Give the records back in full, exactly as they read.
== == ==
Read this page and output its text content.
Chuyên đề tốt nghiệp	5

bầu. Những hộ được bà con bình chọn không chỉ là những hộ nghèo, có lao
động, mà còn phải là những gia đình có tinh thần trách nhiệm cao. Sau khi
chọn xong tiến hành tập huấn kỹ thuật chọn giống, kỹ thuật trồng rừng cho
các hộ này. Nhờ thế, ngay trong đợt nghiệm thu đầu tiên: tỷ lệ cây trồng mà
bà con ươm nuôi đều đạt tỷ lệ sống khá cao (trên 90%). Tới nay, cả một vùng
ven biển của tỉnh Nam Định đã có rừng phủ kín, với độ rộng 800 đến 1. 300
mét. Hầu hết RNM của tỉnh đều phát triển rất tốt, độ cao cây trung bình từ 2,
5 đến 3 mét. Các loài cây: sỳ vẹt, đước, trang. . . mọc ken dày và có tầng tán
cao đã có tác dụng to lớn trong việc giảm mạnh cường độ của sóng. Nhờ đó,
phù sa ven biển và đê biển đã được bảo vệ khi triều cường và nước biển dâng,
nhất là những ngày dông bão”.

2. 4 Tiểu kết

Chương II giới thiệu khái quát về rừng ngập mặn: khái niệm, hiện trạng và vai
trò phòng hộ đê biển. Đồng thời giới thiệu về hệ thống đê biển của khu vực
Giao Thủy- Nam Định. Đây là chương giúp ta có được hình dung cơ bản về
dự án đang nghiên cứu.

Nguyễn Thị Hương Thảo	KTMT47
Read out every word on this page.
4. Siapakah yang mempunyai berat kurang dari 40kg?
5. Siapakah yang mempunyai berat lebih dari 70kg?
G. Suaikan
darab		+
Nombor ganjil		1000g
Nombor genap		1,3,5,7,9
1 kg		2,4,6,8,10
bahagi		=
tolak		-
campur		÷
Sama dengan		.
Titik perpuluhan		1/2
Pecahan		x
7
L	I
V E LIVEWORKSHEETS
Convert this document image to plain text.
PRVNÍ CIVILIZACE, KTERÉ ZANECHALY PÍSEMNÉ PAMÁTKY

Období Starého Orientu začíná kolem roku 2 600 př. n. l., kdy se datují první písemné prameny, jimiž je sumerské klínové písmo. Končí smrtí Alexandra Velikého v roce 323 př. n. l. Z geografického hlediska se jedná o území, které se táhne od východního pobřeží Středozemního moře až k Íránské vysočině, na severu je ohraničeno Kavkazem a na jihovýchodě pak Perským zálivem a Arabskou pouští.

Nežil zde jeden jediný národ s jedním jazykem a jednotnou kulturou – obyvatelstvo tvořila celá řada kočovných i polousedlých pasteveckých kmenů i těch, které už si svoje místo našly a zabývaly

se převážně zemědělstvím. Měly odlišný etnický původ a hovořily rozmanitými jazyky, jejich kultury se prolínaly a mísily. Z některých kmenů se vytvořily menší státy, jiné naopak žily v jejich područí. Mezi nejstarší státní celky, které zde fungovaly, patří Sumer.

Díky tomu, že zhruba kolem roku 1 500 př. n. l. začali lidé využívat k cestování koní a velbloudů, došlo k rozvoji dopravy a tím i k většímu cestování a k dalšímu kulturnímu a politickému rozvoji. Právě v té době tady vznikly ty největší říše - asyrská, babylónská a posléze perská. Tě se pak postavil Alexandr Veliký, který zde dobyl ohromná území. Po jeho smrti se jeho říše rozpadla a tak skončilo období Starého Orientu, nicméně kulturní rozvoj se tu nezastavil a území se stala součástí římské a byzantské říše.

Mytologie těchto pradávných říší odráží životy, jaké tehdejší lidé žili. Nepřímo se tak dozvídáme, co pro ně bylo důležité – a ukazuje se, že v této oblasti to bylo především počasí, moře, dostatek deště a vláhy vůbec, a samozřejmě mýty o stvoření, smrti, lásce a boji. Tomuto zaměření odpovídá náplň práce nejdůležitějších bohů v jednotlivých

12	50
== == ==
* Exercise output *
Read this page and output its text content.
Chuyên đề tốt nghiệp	5

bầu. Những hộ được bà con bình chọn không chỉ là những hộ nghèo, có lao
động, mà còn phải là những gia đình có tinh thần trách nhiệm cao. Sau khi
chọn xong tiến hành tập huấn kỹ thuật chọn giống, kỹ thuật trồng rừng cho
các hộ này. Nhờ thế, ngay trong đợt nghiệm thu đầu tiên: tỷ lệ cây trồng mà
bà con ươm nuôi đều đạt tỷ lệ sống khá cao (trên 90%). Tới nay, cả một vùng
ven biển của tỉnh Nam Định đã có rừng phủ kín, với độ rộng 800 đến 1. 300
mét. Hầu hết RNM của tỉnh đều phát triển rất tốt, độ cao cây trung bình từ 2,
5 đến 3 mét. Các loài cây: sỳ vẹt, đước, trang. . . mọc ken dày và có tầng tán
cao đã có tác dụng to lớn trong việc giảm mạnh cường độ của sóng. Nhờ đó,
phù sa ven biển và đê biển đã được bảo vệ khi triều cường và nước biển dâng,
nhất là những ngày dông bão”.

2. 4 Tiểu kết

Chương II giới thiệu khái quát về rừng ngập mặn: khái niệm, hiện trạng và vai
trò phòng hộ đê biển. Đồng thời giới thiệu về hệ thống đê biển của khu vực
Giao Thủy- Nam Định. Đây là chương giúp ta có được hình dung cơ bản về
dự án đang nghiên cứu.

Nguyễn Thị Hương Thảo	KTMT47
Read out every word on this page.
4. Siapakah yang mempunyai berat kurang dari 40kg?
5. Siapakah yang mempunyai berat lebih dari 70kg?
G. Suaikan
darab		+
Nombor ganjil		1000g
Nombor genap		1,3,5,7,9
1 kg		2,4,6,8,10
bahagi		=
tolak		-
campur		÷
Sama dengan		.
Titik perpuluhan		1/2
Pecahan		x
7
L	I
V E LIVEWORKSHEETS
Convert this document image to plain text.
PRVNÍ CIVILIZACE, KTERÉ ZANECHALY PÍSEMNÉ PAMÁTKY

Období Starého Orientu začíná kolem roku 2 600 př. n. l., kdy se datují první písemné prameny, jimiž je sumerské klínové písmo. Končí smrtí Alexandra Velikého v roce 323 př. n. l. Z geografického hlediska se jedná o území, které se táhne od východního pobřeží Středozemního moře až k Íránské vysočině, na severu je ohraničeno Kavkazem a na jihovýchodě pak Perským zálivem a Arabskou pouští.

Nežil zde jeden jediný národ s jedním jazykem a jednotnou kulturou – obyvatelstvo tvořila celá řada kočovných i polousedlých pasteveckých kmenů i těch, které už si svoje místo našly a zabývaly

se převážně zemědělstvím. Měly odlišný etnický původ a hovořily rozmanitými jazyky, jejich kultury se prolínaly a mísily. Z některých kmenů se vytvořily menší státy, jiné naopak žily v jejich područí. Mezi nejstarší státní celky, které zde fungovaly, patří Sumer.

Díky tomu, že zhruba kolem roku 1 500 př. n. l. začali lidé využívat k cestování koní a velbloudů, došlo k rozvoji dopravy a tím i k většímu cestování a k dalšímu kulturnímu a politickému rozvoji. Právě v té době tady vznikly ty největší říše - asyrská, babylónská a posléze perská. Tě se pak postavil Alexandr Veliký, který zde dobyl ohromná území. Po jeho smrti se jeho říše rozpadla a tak skončilo období Starého Orientu, nicméně kulturní rozvoj se tu nezastavil a území se stala součástí římské a byzantské říše.

Mytologie těchto pradávných říší odráží životy, jaké tehdejší lidé žili. Nepřímo se tak dozvídáme, co pro ně bylo důležité – a ukazuje se, že v této oblasti to bylo především počasí, moře, dostatek deště a vláhy vůbec, a samozřejmě mýty o stvoření, smrti, lásce a boji. Tomuto zaměření odpovídá náplň práce nejdůležitějších bohů v jednotlivých

12	50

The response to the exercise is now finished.